[Collected data]
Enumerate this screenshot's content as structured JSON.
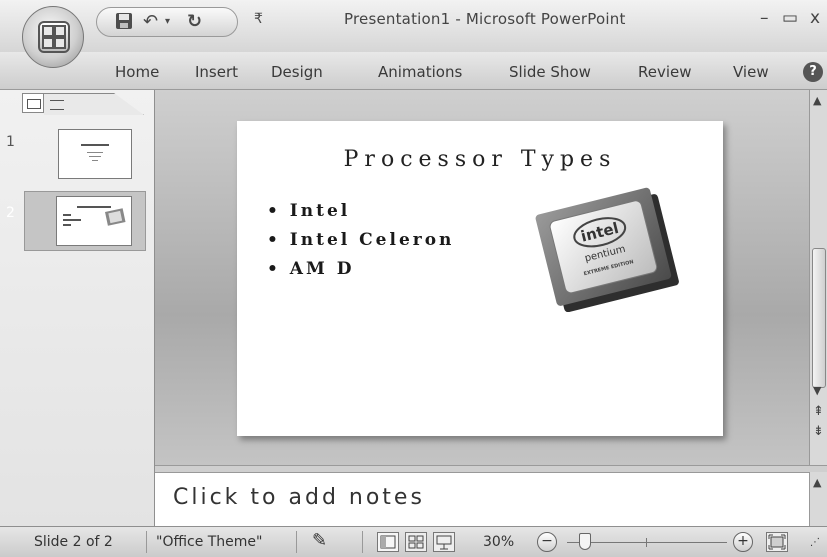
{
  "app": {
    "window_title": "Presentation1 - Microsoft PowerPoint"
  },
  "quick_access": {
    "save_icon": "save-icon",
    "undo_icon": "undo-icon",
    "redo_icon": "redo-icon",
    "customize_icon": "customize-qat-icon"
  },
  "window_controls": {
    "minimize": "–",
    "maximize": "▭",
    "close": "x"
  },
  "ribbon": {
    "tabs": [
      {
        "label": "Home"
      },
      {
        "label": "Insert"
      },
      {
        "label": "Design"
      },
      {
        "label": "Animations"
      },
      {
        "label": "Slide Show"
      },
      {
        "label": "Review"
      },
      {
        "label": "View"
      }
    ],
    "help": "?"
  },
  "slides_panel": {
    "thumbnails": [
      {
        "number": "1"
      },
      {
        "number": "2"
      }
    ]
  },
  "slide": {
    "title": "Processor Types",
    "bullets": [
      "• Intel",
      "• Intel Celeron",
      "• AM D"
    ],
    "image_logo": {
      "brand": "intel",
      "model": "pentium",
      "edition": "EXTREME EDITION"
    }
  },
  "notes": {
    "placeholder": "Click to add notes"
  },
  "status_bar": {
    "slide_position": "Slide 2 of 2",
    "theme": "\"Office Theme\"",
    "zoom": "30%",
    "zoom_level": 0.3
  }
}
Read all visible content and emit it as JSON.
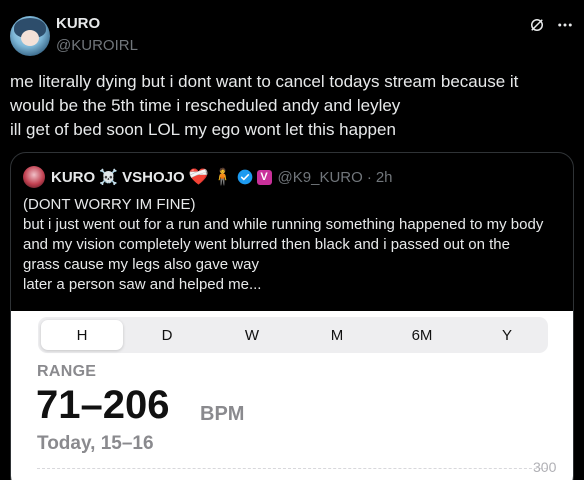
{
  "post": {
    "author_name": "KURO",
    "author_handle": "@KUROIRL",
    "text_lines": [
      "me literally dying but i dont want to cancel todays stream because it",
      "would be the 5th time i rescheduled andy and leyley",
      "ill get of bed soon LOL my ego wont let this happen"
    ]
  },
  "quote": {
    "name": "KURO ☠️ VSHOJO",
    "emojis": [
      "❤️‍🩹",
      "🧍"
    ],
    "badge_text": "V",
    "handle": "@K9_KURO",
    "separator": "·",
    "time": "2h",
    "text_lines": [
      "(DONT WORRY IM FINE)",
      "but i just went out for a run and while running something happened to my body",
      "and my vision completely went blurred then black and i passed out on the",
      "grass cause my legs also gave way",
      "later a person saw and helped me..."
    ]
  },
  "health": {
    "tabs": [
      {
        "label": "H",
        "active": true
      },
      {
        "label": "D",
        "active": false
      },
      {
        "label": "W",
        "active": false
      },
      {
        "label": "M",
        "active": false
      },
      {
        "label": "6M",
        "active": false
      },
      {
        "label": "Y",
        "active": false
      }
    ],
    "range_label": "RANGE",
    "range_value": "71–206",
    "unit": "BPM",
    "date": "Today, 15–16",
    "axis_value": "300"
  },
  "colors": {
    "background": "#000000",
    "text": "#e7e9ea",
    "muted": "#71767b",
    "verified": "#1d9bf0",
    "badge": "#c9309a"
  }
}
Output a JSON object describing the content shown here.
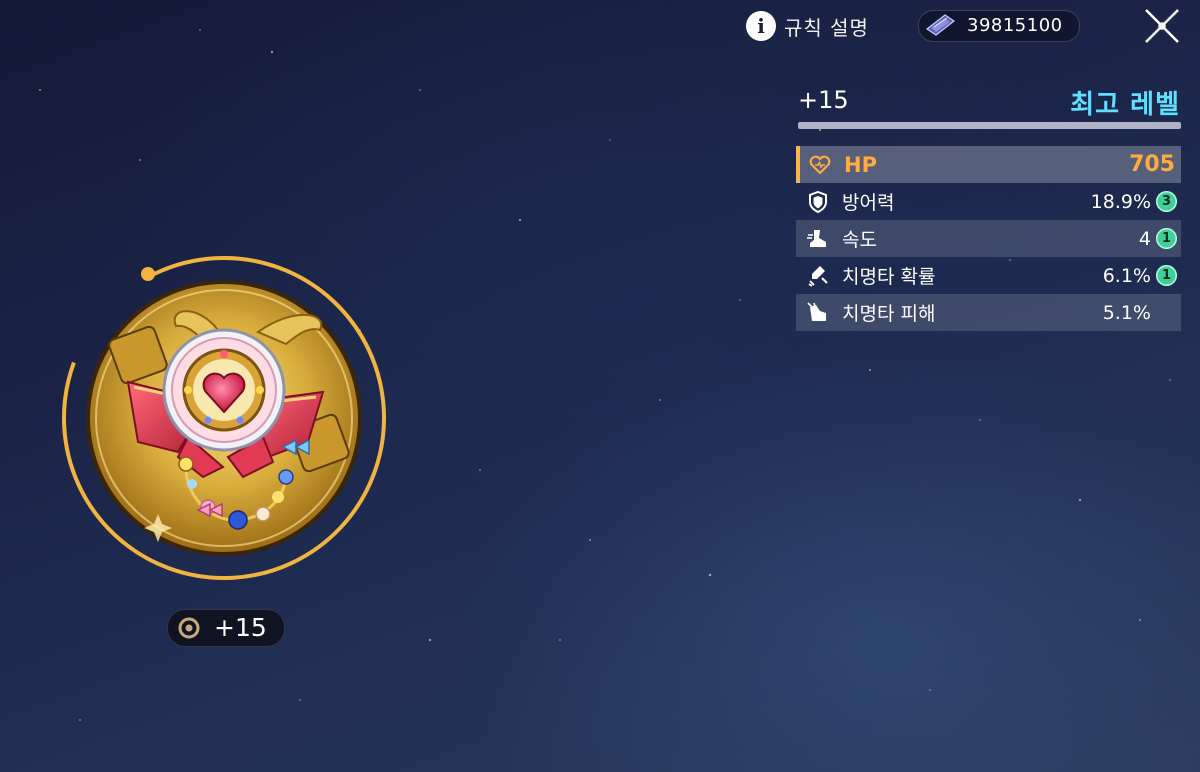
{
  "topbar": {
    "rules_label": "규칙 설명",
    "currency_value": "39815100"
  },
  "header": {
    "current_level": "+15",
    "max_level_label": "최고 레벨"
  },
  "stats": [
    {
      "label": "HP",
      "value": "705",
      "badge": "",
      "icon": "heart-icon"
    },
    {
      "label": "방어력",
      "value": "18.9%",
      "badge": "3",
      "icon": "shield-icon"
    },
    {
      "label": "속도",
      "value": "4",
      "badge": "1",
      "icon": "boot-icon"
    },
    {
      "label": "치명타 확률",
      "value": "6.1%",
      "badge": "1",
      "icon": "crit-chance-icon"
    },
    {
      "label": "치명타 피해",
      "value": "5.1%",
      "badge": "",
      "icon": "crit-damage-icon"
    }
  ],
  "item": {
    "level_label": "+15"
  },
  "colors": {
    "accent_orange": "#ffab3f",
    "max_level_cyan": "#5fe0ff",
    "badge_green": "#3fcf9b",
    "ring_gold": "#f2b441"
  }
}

**Aim**: Copy each line of the records above that carries the word "notes".

**Solution to this task**:
  "notes": {
    "placeholder": "Click to add notes"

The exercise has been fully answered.